For the records below, give the count of lines holding the word "structured" and nothing more.

------

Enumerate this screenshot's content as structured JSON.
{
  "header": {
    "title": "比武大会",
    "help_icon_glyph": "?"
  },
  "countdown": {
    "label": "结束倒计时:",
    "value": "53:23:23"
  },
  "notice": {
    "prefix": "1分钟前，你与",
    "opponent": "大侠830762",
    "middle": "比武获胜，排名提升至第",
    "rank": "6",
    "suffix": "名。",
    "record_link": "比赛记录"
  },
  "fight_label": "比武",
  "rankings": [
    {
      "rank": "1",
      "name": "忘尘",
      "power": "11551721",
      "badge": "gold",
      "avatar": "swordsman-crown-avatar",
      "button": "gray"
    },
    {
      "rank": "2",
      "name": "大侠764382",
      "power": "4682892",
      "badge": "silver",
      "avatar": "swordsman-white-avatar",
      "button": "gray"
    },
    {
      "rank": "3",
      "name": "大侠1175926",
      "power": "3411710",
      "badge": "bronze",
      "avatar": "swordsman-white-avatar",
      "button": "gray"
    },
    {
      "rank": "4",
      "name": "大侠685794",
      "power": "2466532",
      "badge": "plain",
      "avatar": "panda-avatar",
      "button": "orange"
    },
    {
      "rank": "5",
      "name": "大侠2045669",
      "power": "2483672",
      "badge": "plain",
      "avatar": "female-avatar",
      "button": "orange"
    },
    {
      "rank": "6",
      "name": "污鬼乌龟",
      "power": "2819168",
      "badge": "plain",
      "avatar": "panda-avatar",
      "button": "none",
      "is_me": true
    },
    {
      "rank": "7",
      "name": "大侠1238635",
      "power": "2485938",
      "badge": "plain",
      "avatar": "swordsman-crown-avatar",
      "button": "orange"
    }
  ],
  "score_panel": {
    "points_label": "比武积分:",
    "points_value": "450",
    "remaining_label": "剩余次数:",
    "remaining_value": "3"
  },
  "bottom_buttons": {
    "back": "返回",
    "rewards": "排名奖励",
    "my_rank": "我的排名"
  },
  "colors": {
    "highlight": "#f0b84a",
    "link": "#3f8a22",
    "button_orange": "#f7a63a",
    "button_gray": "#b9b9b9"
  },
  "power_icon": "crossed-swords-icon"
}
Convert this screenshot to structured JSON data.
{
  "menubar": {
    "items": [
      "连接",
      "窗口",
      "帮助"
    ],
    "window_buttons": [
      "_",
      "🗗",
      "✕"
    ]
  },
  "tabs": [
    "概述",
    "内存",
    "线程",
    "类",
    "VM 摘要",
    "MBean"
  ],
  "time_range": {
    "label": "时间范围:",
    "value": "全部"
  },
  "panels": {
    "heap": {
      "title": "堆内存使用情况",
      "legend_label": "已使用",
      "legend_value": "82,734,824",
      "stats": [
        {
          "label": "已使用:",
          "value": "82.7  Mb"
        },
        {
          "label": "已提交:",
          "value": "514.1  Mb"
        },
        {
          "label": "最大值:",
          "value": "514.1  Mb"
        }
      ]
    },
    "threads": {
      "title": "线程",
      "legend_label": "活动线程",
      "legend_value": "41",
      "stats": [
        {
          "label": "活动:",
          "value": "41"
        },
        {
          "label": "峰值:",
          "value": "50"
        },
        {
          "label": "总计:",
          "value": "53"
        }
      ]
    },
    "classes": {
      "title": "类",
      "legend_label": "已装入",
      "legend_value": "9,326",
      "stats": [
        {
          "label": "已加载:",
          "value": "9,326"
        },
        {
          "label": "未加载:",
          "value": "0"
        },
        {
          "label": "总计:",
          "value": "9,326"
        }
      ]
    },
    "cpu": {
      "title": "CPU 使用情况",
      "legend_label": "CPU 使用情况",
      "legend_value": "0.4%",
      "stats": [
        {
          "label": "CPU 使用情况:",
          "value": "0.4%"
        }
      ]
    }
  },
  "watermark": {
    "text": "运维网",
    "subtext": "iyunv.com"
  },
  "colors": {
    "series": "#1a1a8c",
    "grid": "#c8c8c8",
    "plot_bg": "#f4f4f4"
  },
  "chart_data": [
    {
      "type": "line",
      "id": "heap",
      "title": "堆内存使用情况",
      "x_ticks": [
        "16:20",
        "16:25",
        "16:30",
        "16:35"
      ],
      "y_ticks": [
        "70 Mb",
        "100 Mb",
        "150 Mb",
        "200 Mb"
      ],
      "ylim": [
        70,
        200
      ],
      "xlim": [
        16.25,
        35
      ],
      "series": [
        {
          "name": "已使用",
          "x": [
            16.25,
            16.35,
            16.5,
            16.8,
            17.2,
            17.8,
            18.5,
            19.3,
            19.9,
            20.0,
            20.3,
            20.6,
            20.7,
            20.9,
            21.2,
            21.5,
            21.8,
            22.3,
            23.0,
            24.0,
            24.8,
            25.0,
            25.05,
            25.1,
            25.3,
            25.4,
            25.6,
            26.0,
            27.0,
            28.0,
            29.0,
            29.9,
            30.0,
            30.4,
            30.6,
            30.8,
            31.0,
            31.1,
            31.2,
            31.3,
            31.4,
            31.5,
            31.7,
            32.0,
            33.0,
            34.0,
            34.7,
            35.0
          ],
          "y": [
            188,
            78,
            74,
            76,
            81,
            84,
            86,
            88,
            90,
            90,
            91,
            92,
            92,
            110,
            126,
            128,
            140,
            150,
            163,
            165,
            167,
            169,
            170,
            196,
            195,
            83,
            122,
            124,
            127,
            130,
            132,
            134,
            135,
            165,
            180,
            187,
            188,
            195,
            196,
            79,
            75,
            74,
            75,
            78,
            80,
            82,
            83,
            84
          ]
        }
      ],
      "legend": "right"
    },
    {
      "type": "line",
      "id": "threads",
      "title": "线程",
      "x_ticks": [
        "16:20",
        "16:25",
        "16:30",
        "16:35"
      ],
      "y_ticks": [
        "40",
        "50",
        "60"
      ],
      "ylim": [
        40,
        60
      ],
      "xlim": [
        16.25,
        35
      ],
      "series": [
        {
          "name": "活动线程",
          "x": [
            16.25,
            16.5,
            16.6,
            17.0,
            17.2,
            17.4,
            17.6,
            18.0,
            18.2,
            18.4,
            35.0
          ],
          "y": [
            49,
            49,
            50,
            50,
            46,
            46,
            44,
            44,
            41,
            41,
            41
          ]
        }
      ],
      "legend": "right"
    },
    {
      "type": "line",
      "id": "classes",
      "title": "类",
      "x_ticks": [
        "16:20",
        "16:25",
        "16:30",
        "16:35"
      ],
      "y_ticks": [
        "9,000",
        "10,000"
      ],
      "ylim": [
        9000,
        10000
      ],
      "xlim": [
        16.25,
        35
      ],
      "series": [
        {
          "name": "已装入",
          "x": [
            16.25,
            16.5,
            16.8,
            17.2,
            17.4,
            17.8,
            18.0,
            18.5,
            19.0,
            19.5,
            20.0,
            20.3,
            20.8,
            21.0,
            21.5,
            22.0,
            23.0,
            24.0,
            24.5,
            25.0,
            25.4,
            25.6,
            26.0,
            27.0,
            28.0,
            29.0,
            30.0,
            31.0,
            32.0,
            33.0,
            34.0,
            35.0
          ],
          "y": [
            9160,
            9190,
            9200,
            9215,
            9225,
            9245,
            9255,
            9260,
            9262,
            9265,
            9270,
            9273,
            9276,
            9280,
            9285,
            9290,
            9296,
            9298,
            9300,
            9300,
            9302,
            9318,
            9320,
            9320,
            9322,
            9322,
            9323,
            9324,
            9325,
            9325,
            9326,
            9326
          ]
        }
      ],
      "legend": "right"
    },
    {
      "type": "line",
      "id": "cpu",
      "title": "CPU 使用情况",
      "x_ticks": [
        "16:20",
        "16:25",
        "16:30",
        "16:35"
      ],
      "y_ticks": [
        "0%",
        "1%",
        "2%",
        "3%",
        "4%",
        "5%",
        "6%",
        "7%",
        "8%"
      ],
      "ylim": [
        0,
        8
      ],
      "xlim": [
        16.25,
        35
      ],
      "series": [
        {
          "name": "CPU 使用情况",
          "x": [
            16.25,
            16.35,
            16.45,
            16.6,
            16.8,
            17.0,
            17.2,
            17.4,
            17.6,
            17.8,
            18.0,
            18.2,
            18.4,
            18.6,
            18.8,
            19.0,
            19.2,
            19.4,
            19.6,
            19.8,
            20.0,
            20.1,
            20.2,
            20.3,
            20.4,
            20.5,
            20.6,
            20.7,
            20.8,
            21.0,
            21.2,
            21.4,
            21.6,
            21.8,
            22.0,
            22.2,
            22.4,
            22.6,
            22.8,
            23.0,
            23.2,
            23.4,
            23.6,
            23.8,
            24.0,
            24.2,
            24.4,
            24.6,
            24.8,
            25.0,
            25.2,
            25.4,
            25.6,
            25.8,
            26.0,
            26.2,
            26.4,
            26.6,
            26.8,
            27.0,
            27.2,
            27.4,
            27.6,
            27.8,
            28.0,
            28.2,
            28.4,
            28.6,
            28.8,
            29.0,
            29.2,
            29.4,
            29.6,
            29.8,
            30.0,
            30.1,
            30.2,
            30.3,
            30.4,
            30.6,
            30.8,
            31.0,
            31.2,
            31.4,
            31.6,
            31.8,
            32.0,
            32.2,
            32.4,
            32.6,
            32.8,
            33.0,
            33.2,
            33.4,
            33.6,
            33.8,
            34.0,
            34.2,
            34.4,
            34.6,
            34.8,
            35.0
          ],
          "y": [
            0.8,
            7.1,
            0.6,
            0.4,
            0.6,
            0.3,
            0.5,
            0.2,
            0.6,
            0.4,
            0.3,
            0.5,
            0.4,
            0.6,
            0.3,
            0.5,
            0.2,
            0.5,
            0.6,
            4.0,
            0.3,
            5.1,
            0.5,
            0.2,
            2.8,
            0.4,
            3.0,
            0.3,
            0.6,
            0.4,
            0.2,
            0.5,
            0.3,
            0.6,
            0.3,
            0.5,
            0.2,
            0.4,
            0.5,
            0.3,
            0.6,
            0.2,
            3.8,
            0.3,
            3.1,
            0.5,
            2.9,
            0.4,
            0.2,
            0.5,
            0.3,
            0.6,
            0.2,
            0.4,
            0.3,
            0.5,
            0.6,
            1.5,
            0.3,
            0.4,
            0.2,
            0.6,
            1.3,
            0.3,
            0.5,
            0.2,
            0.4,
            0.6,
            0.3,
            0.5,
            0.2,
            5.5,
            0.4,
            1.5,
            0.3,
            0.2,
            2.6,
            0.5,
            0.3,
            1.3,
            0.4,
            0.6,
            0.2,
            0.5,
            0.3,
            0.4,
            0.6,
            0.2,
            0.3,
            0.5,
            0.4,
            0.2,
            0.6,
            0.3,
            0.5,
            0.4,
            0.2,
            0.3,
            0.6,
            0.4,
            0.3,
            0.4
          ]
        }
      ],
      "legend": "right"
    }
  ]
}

------

* _Written reply_:
2